WHAT THE TASK REQUIRES: Return the listing below unchanged, minus its pictures.

(Dataset items)
★ ★ ★

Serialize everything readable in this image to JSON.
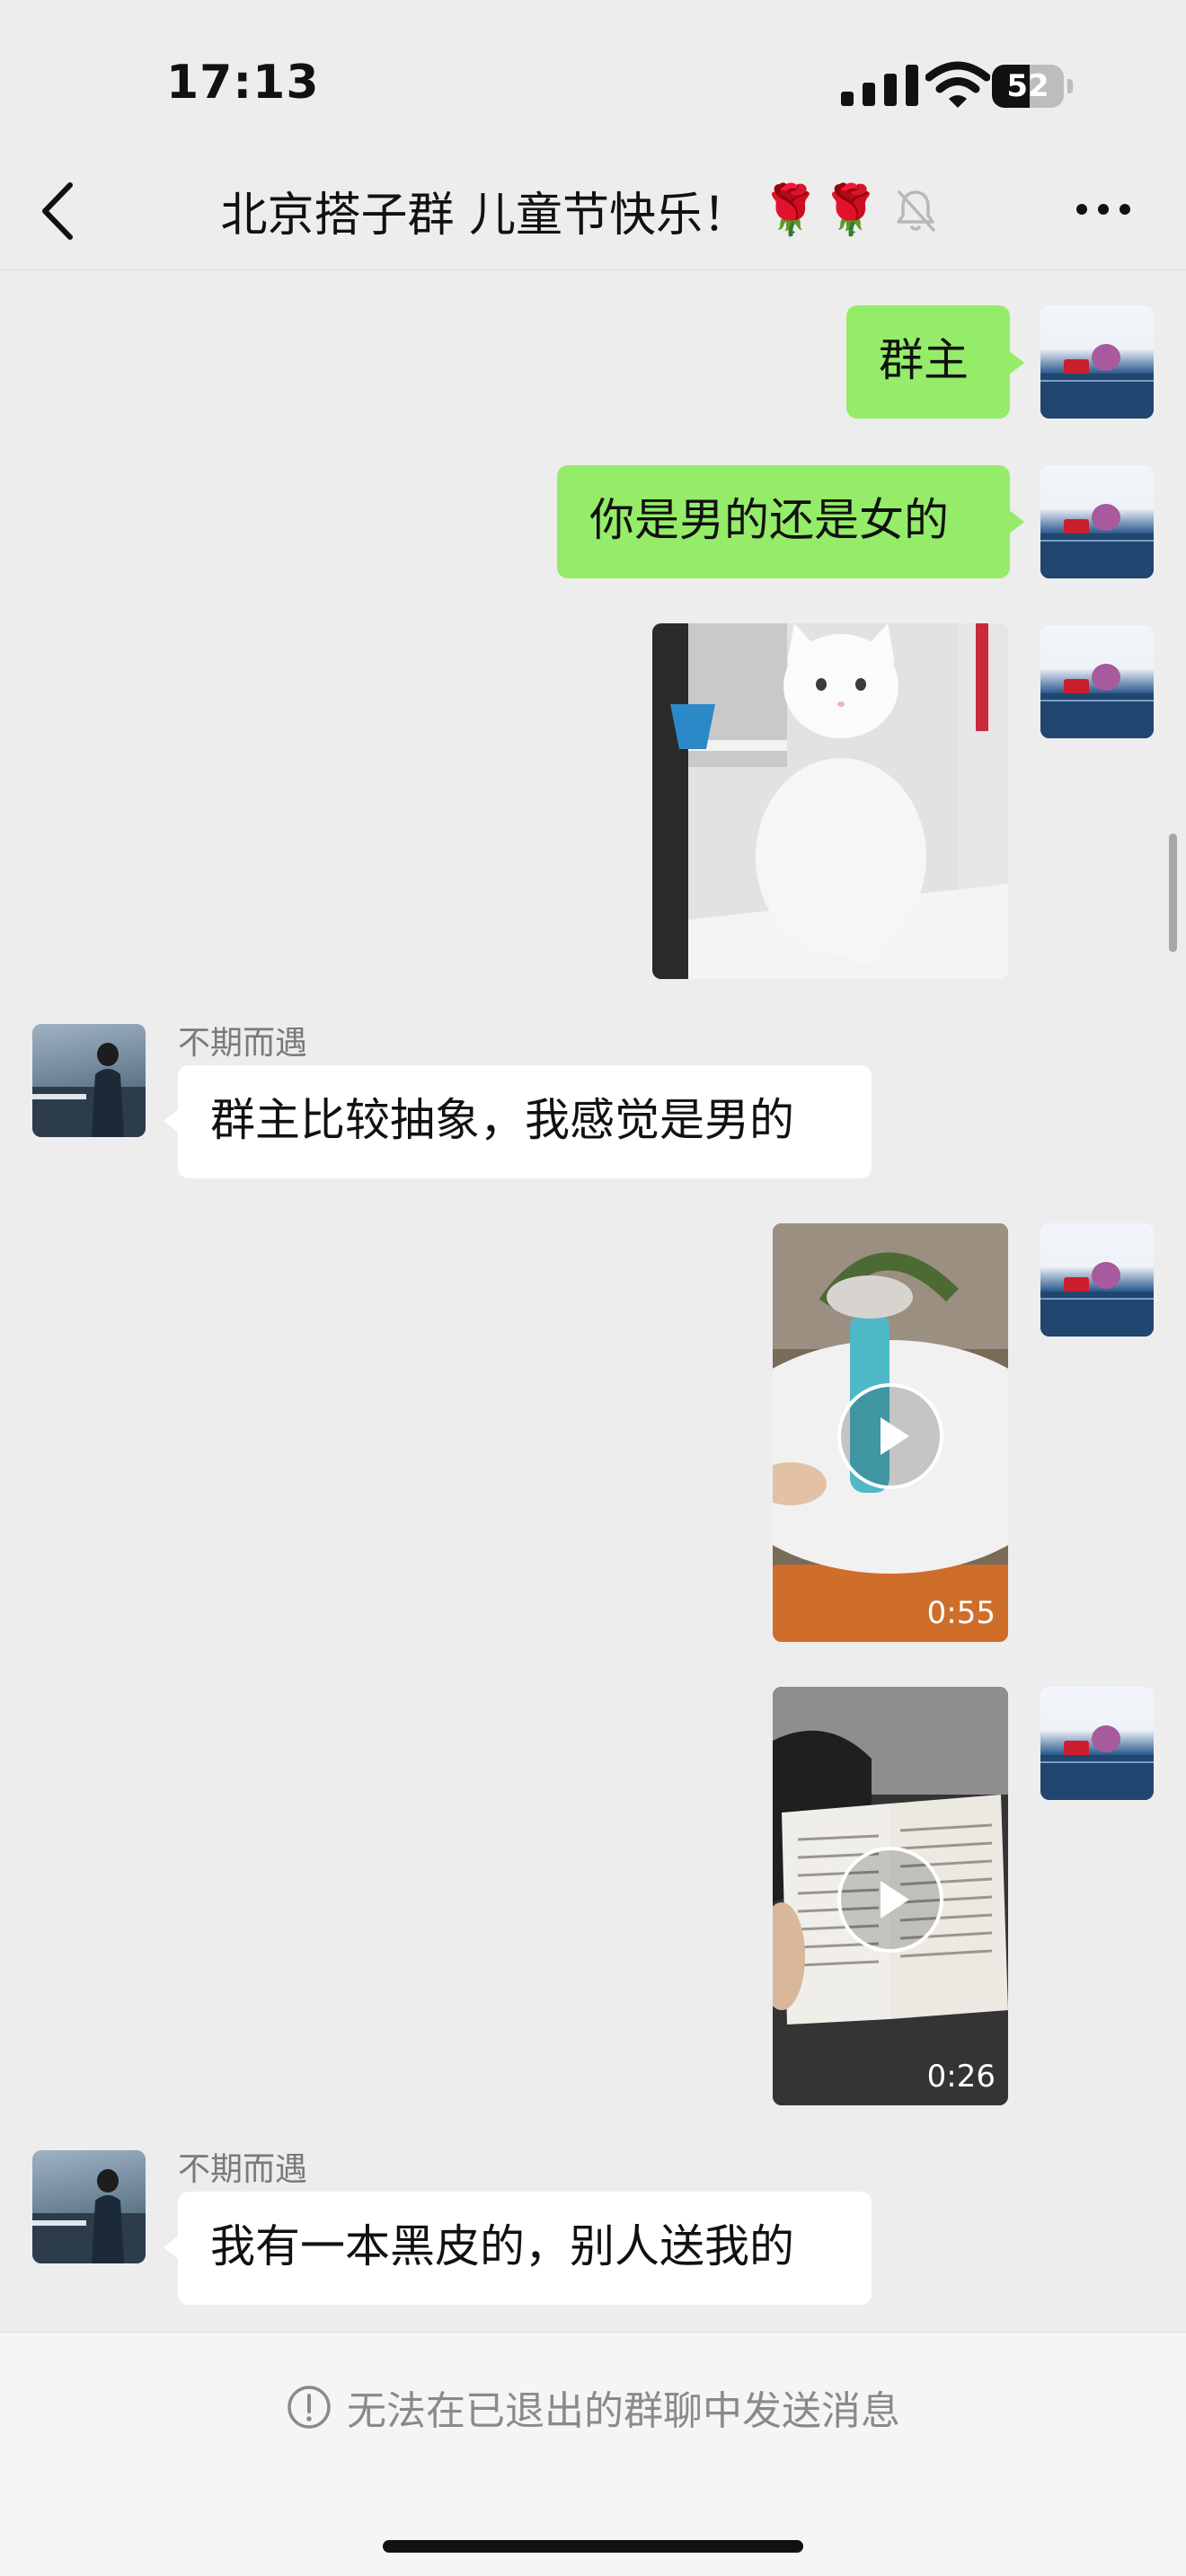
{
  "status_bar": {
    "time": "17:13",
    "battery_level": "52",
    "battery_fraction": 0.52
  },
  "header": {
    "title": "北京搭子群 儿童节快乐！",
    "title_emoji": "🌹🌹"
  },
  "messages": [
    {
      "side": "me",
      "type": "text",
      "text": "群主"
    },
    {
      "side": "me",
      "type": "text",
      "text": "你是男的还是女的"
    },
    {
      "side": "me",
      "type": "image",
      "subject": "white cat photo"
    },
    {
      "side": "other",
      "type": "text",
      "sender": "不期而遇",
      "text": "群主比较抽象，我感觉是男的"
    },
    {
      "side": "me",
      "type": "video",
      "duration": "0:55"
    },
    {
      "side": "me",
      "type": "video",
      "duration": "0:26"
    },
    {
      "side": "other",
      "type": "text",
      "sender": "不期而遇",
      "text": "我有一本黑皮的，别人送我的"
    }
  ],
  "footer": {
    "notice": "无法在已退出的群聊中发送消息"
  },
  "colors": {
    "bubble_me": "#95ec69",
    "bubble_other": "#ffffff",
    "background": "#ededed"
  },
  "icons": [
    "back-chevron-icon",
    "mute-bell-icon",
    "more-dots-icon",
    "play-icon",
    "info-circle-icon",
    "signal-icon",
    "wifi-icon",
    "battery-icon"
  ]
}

★ ★ ★

ANSWER TO THE TASK:
Serialize everything readable in this image to JSON.
{
  "status_bar": {
    "time": "17:13",
    "battery_level": "52",
    "battery_fraction": 0.52
  },
  "header": {
    "title": "北京搭子群 儿童节快乐！",
    "title_emoji": "🌹🌹"
  },
  "messages": [
    {
      "side": "me",
      "type": "text",
      "text": "群主"
    },
    {
      "side": "me",
      "type": "text",
      "text": "你是男的还是女的"
    },
    {
      "side": "me",
      "type": "image",
      "subject": "white cat photo"
    },
    {
      "side": "other",
      "type": "text",
      "sender": "不期而遇",
      "text": "群主比较抽象，我感觉是男的"
    },
    {
      "side": "me",
      "type": "video",
      "duration": "0:55"
    },
    {
      "side": "me",
      "type": "video",
      "duration": "0:26"
    },
    {
      "side": "other",
      "type": "text",
      "sender": "不期而遇",
      "text": "我有一本黑皮的，别人送我的"
    }
  ],
  "footer": {
    "notice": "无法在已退出的群聊中发送消息"
  },
  "colors": {
    "bubble_me": "#95ec69",
    "bubble_other": "#ffffff",
    "background": "#ededed"
  },
  "icons": [
    "back-chevron-icon",
    "mute-bell-icon",
    "more-dots-icon",
    "play-icon",
    "info-circle-icon",
    "signal-icon",
    "wifi-icon",
    "battery-icon"
  ]
}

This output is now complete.